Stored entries
----------

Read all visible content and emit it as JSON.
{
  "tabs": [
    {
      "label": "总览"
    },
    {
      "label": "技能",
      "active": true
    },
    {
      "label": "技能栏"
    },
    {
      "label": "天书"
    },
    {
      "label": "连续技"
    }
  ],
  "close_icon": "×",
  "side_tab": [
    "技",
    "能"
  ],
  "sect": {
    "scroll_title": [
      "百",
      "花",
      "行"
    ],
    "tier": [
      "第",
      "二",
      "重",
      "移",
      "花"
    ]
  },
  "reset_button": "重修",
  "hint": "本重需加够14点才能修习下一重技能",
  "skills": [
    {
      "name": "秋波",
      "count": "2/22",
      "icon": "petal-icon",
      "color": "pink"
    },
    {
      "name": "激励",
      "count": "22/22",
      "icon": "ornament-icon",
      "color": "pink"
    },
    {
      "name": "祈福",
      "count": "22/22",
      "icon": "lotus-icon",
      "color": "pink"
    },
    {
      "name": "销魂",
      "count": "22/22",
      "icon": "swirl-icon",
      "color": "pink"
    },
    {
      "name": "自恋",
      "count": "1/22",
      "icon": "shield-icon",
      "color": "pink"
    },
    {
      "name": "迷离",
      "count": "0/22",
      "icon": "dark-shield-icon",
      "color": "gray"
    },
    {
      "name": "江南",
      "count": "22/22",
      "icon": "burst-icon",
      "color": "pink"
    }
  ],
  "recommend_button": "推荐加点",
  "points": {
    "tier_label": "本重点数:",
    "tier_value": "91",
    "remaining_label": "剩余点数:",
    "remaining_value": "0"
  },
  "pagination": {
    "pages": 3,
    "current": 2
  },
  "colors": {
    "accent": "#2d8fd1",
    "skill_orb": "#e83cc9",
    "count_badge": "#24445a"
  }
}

----------

Given problem >>
Print the material verbatim, all of it.

Task solution >>
Read all visible content and emit it as JSON.
{
  "tabs": [
    {
      "label": "总览"
    },
    {
      "label": "技能",
      "active": true
    },
    {
      "label": "技能栏"
    },
    {
      "label": "天书"
    },
    {
      "label": "连续技"
    }
  ],
  "close_icon": "×",
  "side_tab": [
    "技",
    "能"
  ],
  "sect": {
    "scroll_title": [
      "百",
      "花",
      "行"
    ],
    "tier": [
      "第",
      "二",
      "重",
      "移",
      "花"
    ]
  },
  "reset_button": "重修",
  "hint": "本重需加够14点才能修习下一重技能",
  "skills": [
    {
      "name": "秋波",
      "count": "2/22",
      "icon": "petal-icon",
      "color": "pink"
    },
    {
      "name": "激励",
      "count": "22/22",
      "icon": "ornament-icon",
      "color": "pink"
    },
    {
      "name": "祈福",
      "count": "22/22",
      "icon": "lotus-icon",
      "color": "pink"
    },
    {
      "name": "销魂",
      "count": "22/22",
      "icon": "swirl-icon",
      "color": "pink"
    },
    {
      "name": "自恋",
      "count": "1/22",
      "icon": "shield-icon",
      "color": "pink"
    },
    {
      "name": "迷离",
      "count": "0/22",
      "icon": "dark-shield-icon",
      "color": "gray"
    },
    {
      "name": "江南",
      "count": "22/22",
      "icon": "burst-icon",
      "color": "pink"
    }
  ],
  "recommend_button": "推荐加点",
  "points": {
    "tier_label": "本重点数:",
    "tier_value": "91",
    "remaining_label": "剩余点数:",
    "remaining_value": "0"
  },
  "pagination": {
    "pages": 3,
    "current": 2
  },
  "colors": {
    "accent": "#2d8fd1",
    "skill_orb": "#e83cc9",
    "count_badge": "#24445a"
  }
}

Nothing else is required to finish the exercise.